**WORK INSTRUCTIONS**
Extract every line that contains the word "JSON".

**A block of data**
══════════

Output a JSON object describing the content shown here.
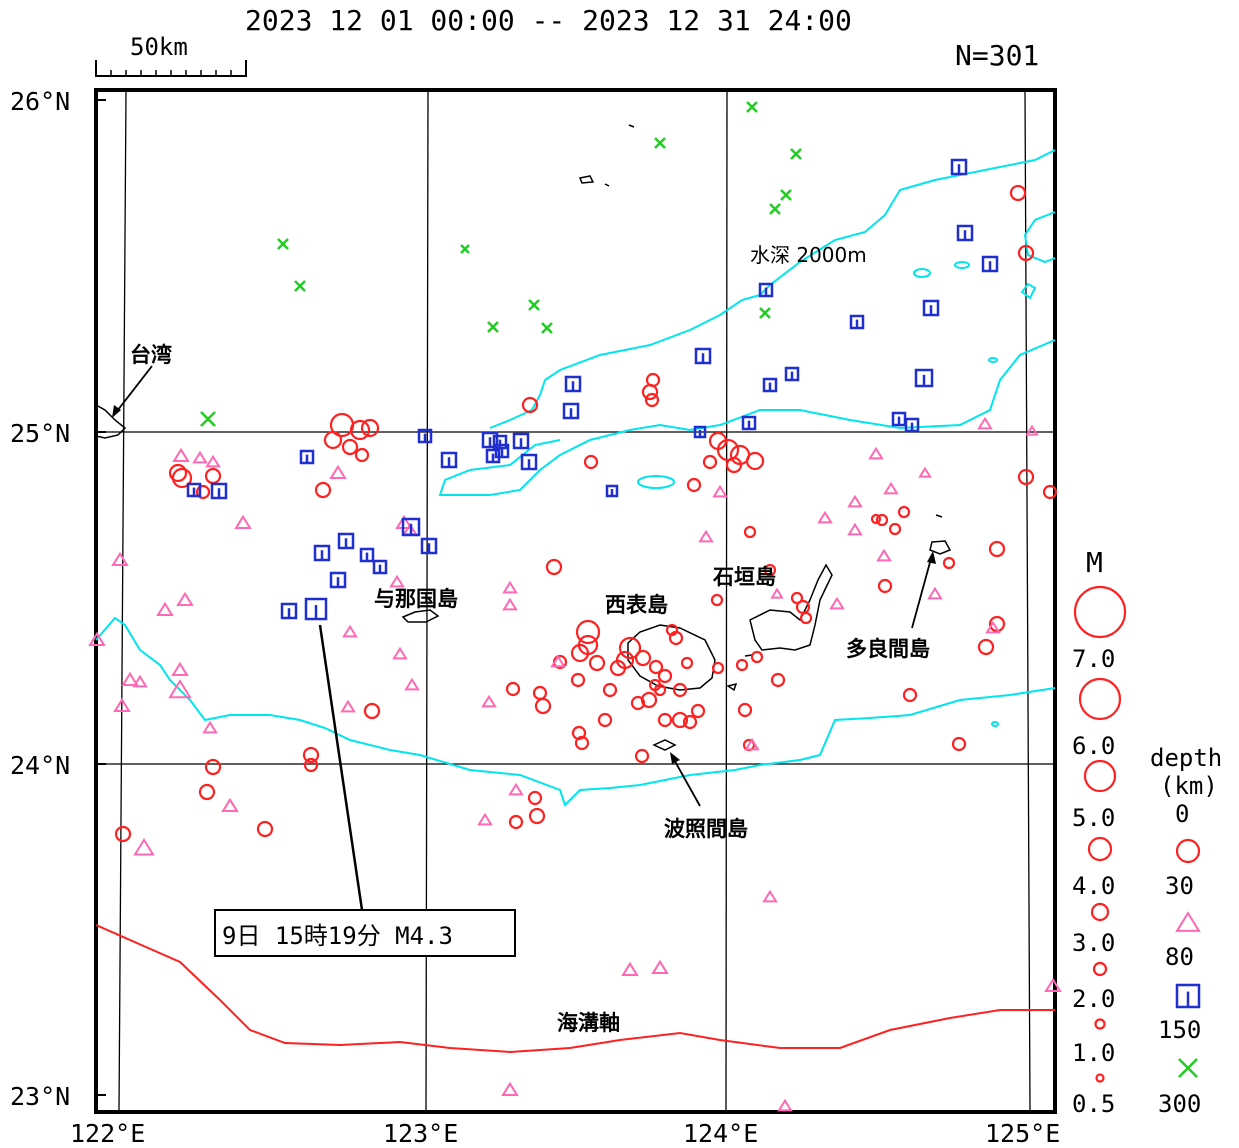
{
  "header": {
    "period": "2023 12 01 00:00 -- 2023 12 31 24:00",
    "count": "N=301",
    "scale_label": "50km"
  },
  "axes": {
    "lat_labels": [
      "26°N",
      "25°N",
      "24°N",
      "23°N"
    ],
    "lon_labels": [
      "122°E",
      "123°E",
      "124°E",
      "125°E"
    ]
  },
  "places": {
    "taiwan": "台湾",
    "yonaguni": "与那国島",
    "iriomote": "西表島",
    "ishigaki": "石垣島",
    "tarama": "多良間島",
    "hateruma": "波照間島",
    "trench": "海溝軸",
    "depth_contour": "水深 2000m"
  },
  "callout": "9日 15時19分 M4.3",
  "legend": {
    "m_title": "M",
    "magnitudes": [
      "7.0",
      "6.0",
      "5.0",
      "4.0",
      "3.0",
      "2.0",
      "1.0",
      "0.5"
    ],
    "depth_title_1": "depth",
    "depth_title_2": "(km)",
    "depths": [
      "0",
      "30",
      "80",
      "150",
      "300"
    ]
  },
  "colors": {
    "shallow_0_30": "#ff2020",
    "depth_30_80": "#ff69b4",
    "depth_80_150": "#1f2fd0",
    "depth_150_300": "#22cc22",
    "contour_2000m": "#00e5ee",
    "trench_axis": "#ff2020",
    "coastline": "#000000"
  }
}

══════════

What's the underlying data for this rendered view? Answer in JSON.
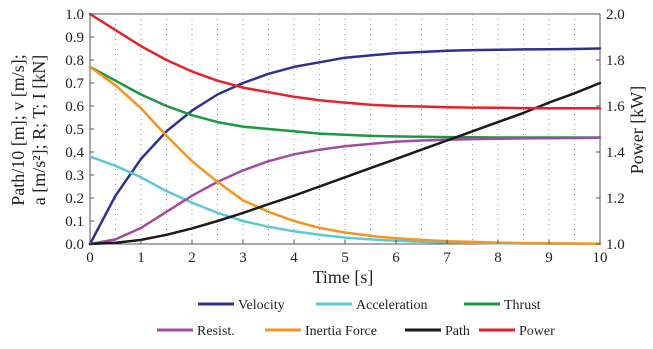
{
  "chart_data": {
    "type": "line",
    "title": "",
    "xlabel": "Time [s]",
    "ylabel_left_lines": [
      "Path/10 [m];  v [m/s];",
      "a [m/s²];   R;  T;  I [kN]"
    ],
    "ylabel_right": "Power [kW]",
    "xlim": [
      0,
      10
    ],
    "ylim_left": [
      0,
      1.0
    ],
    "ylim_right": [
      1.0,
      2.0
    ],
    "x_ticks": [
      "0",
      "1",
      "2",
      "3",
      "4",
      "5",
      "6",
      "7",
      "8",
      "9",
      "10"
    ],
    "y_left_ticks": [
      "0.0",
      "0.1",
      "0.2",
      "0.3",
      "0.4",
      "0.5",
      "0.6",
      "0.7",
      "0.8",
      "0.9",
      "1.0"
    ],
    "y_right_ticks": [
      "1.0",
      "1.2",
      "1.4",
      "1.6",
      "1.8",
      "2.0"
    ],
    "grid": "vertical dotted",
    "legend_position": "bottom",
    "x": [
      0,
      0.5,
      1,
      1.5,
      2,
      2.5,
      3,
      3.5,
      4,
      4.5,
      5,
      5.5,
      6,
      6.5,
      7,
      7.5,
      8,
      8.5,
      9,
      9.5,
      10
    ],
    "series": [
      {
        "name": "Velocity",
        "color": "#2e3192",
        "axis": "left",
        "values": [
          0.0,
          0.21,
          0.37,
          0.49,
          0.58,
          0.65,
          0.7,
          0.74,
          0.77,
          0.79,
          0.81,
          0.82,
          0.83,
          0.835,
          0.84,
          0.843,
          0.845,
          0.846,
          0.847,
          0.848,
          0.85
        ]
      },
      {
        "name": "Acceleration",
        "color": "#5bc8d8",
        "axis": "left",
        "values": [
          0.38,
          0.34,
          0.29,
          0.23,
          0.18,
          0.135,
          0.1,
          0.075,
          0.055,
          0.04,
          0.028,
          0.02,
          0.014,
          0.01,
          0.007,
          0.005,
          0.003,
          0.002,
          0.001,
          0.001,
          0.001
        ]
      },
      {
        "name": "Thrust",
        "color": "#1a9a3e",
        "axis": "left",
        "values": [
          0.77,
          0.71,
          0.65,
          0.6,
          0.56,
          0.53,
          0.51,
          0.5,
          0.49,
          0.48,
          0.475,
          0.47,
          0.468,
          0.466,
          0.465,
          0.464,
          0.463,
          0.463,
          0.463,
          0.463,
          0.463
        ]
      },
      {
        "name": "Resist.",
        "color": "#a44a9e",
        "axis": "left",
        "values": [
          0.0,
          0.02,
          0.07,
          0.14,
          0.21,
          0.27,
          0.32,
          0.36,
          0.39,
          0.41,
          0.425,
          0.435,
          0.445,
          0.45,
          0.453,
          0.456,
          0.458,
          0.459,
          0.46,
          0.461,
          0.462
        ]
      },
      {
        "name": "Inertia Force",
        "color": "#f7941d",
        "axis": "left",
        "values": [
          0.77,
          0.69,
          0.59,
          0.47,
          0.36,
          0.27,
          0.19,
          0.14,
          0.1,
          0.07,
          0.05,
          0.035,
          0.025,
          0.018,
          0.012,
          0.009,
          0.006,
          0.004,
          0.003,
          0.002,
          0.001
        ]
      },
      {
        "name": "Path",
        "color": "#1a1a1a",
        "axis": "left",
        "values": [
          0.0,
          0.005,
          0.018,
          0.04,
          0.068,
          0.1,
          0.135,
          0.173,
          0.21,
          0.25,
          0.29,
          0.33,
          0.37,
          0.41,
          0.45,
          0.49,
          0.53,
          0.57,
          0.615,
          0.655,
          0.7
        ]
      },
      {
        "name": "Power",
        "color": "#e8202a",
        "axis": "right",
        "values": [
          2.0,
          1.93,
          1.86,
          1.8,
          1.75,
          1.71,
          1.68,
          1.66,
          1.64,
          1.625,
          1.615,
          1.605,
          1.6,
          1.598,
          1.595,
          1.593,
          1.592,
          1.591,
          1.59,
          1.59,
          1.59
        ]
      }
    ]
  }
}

══════════

**SOLUTION**
Output a JSON object describing the content shown here.
What's the underlying data for this rendered view? Answer in JSON.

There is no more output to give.